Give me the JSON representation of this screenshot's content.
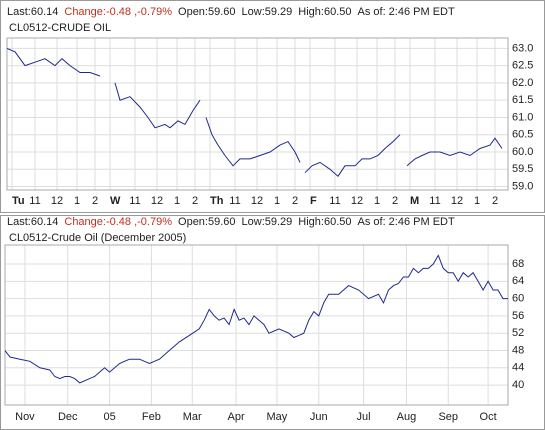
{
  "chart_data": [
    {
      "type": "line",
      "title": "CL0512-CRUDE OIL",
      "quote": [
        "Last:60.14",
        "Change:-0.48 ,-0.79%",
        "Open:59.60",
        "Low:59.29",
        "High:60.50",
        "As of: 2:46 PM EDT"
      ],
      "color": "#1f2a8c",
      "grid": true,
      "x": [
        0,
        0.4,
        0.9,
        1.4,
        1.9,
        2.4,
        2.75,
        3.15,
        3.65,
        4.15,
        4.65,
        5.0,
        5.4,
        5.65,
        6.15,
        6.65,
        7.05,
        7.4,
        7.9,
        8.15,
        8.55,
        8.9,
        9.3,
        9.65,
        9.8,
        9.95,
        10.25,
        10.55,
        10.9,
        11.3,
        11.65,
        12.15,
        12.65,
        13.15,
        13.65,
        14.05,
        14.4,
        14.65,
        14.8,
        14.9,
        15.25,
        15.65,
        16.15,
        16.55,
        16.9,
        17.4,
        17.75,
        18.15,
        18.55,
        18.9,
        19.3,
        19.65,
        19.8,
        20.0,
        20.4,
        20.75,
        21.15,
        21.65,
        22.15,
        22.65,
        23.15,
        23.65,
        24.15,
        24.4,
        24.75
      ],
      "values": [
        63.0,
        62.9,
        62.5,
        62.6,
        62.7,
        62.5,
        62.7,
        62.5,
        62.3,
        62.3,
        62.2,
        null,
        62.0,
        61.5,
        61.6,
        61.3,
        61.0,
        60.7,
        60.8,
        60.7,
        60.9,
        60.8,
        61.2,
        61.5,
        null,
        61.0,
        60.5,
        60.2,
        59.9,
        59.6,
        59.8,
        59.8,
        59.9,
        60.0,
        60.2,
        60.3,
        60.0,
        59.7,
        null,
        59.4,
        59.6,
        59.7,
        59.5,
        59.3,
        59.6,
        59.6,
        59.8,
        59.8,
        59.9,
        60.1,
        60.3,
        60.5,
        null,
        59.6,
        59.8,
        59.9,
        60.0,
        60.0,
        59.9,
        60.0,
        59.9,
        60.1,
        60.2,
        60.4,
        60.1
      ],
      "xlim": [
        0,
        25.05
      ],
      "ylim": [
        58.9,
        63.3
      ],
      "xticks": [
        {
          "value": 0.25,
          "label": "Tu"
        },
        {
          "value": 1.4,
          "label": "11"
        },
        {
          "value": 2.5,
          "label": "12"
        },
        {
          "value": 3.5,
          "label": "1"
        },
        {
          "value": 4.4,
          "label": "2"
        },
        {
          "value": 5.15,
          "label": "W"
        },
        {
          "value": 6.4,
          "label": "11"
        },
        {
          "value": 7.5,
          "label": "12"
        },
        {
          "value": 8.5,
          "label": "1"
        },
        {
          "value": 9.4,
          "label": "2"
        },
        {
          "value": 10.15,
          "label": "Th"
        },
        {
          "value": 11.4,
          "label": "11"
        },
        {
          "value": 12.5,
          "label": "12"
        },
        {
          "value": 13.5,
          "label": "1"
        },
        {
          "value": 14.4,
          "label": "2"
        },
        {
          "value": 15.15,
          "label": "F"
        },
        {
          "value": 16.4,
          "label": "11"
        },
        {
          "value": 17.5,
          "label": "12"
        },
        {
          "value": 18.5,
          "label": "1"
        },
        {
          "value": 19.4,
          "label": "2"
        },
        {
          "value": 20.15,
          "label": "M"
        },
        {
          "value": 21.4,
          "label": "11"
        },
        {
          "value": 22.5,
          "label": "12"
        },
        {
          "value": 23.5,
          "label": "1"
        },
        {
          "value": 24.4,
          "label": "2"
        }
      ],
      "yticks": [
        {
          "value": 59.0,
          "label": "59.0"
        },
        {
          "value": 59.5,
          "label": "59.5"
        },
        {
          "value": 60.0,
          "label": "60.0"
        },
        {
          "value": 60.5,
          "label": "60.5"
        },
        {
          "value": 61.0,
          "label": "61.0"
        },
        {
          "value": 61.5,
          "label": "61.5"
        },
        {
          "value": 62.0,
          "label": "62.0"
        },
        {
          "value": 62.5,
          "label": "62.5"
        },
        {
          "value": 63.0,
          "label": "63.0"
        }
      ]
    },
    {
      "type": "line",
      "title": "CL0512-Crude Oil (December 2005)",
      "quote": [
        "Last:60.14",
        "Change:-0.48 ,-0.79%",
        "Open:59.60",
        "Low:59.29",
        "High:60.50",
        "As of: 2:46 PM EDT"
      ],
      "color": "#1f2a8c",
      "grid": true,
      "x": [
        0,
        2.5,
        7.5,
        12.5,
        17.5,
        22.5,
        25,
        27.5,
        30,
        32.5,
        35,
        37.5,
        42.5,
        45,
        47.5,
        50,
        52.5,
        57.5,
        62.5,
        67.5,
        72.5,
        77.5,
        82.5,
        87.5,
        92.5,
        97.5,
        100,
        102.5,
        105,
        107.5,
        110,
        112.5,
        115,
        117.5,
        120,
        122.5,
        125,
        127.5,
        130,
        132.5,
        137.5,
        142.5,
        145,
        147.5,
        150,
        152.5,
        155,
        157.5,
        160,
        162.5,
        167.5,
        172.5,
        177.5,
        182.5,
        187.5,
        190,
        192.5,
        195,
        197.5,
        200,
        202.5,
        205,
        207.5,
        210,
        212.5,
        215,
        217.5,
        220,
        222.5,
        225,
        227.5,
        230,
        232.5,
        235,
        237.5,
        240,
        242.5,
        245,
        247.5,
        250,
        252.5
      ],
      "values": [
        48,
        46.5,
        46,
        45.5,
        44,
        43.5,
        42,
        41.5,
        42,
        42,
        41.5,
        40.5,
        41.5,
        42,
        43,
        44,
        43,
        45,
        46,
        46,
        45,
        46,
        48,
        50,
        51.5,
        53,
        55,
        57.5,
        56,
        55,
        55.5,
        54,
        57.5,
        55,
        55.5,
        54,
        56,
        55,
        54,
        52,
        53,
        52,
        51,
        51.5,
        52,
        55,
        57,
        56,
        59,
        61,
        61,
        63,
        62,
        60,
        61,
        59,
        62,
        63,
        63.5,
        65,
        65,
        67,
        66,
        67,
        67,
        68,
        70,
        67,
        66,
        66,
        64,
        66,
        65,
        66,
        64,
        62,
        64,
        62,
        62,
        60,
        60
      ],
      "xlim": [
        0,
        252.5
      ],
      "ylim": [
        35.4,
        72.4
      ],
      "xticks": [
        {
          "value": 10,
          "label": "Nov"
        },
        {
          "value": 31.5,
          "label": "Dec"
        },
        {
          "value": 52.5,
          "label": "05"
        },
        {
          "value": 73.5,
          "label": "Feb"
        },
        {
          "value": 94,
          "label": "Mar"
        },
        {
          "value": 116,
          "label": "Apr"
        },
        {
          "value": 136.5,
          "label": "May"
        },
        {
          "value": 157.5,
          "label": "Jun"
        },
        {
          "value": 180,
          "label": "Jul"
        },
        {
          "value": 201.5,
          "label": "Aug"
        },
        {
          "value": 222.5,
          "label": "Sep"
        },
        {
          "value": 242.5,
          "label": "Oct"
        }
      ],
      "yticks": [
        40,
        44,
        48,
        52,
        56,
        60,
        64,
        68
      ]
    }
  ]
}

◇ ◇ ◇ ◇ ◇

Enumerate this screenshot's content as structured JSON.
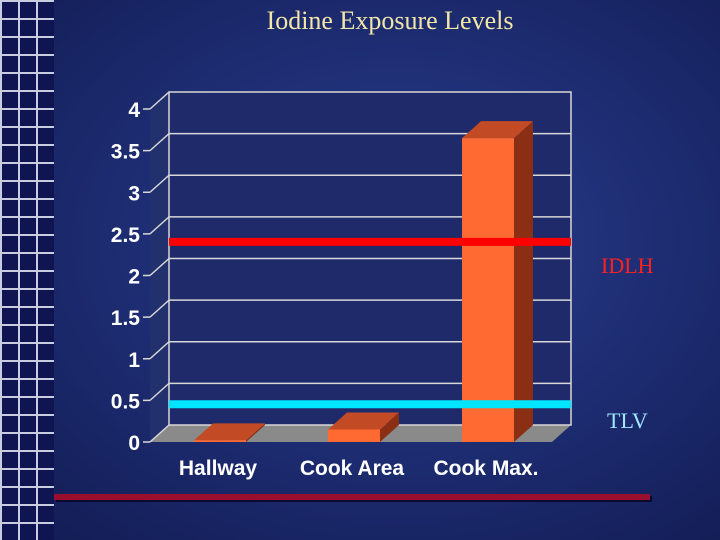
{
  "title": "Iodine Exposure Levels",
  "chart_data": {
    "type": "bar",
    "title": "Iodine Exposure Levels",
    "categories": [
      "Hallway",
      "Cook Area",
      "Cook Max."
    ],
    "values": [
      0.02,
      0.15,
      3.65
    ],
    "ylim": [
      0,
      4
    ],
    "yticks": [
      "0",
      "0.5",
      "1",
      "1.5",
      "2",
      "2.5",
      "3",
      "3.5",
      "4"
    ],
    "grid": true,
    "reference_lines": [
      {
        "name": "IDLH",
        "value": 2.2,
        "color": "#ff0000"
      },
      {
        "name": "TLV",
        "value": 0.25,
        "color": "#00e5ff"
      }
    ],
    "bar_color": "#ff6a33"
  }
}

◇ ◇ ◇ ◇ ◇

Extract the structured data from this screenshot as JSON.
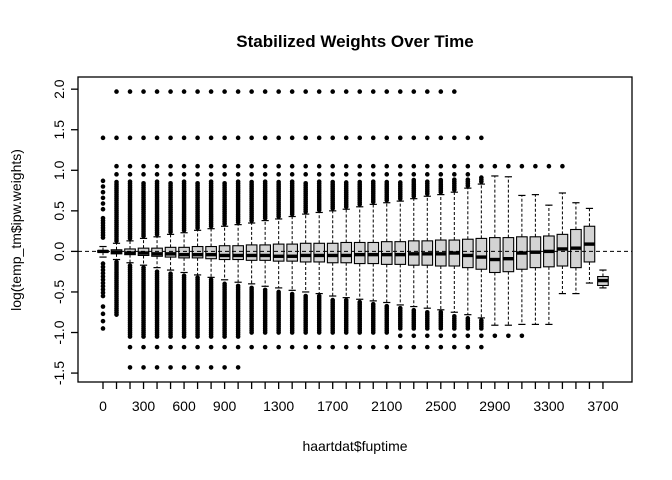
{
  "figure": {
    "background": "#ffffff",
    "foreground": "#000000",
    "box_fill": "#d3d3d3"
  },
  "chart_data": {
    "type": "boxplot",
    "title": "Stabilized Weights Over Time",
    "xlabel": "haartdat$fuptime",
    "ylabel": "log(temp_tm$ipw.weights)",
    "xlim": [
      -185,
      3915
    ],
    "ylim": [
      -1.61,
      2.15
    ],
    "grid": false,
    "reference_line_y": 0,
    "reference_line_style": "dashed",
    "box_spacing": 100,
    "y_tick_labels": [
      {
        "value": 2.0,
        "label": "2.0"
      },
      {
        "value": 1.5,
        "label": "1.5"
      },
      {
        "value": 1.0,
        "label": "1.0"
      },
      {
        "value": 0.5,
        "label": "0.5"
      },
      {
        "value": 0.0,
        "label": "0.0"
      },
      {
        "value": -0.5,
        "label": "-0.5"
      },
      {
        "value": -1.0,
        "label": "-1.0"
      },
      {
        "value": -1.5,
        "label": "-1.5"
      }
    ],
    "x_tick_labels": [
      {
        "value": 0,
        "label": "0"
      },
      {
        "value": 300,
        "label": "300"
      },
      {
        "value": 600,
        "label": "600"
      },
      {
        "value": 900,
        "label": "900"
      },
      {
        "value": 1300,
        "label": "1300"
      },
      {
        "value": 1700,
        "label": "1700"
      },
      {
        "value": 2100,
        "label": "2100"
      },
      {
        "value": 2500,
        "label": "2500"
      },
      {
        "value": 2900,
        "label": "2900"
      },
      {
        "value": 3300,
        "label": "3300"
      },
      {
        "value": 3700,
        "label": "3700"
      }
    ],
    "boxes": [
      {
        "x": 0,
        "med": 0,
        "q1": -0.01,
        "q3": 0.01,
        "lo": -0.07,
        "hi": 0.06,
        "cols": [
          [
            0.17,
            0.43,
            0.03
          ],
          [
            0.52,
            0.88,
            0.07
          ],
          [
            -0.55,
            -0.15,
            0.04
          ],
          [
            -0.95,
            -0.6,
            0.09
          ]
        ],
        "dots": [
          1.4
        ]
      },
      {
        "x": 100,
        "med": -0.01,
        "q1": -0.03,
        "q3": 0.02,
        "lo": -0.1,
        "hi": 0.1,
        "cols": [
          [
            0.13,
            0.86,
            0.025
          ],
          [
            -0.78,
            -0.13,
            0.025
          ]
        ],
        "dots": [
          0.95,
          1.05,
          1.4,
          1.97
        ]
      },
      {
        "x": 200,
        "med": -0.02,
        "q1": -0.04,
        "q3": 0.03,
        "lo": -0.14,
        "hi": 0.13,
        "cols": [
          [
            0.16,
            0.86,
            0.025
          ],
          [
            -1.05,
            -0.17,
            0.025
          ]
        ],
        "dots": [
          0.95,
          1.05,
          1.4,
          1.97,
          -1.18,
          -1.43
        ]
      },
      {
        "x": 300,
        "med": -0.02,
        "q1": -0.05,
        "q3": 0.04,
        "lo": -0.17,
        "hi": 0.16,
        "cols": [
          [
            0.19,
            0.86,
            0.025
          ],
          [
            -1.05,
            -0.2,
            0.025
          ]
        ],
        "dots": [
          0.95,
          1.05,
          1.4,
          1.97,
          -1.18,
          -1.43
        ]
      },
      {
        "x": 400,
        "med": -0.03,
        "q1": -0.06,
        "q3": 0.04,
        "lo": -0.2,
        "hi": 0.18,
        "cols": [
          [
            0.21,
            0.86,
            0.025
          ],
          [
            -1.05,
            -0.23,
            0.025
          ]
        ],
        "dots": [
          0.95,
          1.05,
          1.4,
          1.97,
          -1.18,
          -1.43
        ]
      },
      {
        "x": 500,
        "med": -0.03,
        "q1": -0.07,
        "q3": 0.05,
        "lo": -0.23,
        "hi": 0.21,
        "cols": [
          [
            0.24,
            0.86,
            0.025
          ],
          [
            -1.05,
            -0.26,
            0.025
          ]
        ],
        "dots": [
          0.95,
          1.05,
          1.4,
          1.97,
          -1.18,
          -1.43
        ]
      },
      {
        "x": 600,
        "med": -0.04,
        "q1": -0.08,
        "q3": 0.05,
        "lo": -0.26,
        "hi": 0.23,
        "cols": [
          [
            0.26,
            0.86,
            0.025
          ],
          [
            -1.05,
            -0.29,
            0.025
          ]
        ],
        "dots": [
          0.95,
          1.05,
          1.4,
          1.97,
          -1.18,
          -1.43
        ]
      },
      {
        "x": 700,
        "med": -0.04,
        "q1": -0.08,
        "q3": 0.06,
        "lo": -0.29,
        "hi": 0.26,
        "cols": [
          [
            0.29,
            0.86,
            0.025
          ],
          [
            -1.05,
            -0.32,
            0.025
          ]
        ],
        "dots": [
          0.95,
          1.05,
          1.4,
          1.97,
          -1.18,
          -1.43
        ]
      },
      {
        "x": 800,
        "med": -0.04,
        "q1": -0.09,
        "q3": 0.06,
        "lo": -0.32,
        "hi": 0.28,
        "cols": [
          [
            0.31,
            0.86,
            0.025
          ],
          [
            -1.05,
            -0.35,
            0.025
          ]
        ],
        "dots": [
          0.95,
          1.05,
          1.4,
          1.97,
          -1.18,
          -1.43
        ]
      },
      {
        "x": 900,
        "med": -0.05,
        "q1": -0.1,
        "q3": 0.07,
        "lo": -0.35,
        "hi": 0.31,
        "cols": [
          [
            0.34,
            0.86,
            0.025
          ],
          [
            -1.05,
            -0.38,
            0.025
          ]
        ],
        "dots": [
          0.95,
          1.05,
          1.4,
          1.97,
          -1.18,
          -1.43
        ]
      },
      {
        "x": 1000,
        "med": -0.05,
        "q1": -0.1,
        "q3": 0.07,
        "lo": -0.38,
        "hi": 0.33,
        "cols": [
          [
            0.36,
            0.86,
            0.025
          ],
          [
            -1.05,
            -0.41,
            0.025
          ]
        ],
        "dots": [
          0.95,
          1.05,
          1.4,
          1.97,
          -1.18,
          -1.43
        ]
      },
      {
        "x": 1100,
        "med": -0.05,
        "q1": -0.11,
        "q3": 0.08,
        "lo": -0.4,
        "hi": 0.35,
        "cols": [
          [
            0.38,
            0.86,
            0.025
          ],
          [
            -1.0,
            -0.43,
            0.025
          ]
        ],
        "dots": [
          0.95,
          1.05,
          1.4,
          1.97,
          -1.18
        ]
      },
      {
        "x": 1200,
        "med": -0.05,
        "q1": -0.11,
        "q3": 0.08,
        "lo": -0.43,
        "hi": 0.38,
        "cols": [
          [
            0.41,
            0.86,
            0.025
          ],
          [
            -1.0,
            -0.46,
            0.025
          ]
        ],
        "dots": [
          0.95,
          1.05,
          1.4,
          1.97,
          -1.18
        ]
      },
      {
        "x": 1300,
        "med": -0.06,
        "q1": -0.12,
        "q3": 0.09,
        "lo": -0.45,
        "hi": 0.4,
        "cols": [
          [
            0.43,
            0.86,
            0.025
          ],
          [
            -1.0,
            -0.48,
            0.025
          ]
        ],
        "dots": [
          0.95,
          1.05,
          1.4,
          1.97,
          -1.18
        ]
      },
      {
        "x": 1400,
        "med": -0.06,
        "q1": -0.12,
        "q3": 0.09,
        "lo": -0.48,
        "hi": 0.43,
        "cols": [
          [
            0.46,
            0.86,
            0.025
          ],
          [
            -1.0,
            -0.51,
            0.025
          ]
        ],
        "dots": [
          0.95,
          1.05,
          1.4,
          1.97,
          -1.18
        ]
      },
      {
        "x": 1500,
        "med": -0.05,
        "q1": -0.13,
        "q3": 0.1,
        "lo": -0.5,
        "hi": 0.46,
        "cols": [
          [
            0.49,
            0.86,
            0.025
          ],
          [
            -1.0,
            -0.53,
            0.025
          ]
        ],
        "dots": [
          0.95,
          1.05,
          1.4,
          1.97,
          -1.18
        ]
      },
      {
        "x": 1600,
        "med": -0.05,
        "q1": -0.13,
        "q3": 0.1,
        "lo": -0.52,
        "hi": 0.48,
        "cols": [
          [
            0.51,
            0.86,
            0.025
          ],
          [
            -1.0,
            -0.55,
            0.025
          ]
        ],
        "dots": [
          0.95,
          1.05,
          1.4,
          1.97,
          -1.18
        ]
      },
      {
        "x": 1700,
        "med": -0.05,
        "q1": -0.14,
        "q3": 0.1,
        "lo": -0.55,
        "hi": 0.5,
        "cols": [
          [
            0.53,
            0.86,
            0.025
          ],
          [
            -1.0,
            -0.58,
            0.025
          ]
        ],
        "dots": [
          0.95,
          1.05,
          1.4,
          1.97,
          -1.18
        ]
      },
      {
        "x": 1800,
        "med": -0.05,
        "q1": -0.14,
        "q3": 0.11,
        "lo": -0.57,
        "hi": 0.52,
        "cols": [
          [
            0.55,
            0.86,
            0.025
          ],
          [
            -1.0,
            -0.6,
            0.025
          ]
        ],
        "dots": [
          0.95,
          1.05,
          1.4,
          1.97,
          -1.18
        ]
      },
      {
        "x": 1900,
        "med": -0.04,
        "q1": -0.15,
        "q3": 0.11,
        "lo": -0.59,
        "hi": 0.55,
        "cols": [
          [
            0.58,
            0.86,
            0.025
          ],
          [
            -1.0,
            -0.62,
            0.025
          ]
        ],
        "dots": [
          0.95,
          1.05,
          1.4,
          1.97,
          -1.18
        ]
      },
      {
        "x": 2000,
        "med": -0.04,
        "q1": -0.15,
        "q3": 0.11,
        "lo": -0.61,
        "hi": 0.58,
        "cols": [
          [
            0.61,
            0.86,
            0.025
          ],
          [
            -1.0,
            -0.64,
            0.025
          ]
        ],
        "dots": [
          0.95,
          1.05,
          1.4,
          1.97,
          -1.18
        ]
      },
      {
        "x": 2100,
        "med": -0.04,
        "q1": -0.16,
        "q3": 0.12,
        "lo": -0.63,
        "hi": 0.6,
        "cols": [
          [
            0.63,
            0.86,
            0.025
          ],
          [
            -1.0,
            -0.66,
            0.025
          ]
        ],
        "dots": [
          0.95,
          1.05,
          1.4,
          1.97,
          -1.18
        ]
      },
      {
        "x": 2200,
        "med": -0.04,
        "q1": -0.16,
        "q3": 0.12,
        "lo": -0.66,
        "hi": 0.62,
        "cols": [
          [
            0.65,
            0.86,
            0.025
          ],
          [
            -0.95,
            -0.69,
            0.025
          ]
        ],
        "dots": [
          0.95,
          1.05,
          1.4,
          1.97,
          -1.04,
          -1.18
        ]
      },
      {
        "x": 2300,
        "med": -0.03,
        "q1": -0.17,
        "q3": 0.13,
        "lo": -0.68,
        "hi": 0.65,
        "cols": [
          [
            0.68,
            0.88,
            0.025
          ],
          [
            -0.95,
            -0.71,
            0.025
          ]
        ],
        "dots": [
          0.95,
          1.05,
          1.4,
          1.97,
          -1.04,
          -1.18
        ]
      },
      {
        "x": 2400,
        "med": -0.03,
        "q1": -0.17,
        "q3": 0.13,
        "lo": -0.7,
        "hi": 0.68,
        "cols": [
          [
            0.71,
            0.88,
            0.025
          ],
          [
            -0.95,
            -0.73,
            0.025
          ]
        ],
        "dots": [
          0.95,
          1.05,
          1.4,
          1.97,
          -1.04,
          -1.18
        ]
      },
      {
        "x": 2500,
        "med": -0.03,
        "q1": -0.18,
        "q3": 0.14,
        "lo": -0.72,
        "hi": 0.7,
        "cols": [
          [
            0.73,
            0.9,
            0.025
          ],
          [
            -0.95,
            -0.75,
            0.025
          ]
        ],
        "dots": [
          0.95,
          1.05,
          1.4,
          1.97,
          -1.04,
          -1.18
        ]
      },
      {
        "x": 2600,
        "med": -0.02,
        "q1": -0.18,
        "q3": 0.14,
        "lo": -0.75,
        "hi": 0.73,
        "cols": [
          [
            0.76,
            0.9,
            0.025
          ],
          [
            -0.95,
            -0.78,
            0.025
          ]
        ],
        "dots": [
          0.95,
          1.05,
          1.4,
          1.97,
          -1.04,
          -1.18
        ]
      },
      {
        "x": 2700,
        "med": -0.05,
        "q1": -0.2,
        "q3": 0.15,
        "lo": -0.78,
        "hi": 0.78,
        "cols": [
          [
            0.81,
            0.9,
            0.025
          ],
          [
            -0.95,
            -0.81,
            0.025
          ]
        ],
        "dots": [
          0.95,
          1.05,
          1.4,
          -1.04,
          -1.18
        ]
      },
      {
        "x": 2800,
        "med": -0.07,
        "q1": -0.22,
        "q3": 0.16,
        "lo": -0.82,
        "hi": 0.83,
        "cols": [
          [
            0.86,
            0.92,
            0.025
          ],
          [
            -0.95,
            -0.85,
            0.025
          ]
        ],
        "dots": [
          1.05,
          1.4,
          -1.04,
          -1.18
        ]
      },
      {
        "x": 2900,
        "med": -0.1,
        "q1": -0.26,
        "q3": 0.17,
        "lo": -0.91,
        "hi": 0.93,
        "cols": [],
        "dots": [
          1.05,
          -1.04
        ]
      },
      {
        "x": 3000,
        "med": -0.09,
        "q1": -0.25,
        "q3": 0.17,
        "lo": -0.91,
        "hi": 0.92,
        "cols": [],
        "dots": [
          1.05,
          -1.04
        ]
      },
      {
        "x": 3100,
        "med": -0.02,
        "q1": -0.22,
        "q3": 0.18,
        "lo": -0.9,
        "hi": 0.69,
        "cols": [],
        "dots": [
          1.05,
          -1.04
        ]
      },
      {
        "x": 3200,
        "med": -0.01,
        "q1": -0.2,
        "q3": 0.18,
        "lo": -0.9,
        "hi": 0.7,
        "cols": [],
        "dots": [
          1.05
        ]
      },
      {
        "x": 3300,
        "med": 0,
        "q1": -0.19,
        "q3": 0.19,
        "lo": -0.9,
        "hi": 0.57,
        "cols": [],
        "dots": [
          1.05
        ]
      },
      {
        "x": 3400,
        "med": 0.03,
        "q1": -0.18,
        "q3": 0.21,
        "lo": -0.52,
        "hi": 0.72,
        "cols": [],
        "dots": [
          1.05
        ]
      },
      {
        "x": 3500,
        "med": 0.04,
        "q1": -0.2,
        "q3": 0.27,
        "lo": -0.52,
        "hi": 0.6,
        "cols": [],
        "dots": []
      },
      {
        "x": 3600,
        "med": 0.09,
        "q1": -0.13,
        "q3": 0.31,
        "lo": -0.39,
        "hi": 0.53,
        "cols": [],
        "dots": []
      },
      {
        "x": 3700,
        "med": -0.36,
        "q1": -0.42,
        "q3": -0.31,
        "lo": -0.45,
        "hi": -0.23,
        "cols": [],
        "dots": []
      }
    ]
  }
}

◇ ◇ ◇ ◇ ◇

■ **Stated task**:
From the entries above, collect every line with the string "type" in it.

■ **Result**:
      "type": "line",
      "type": "line",
    "type": "bar",
    "type": "boxplot",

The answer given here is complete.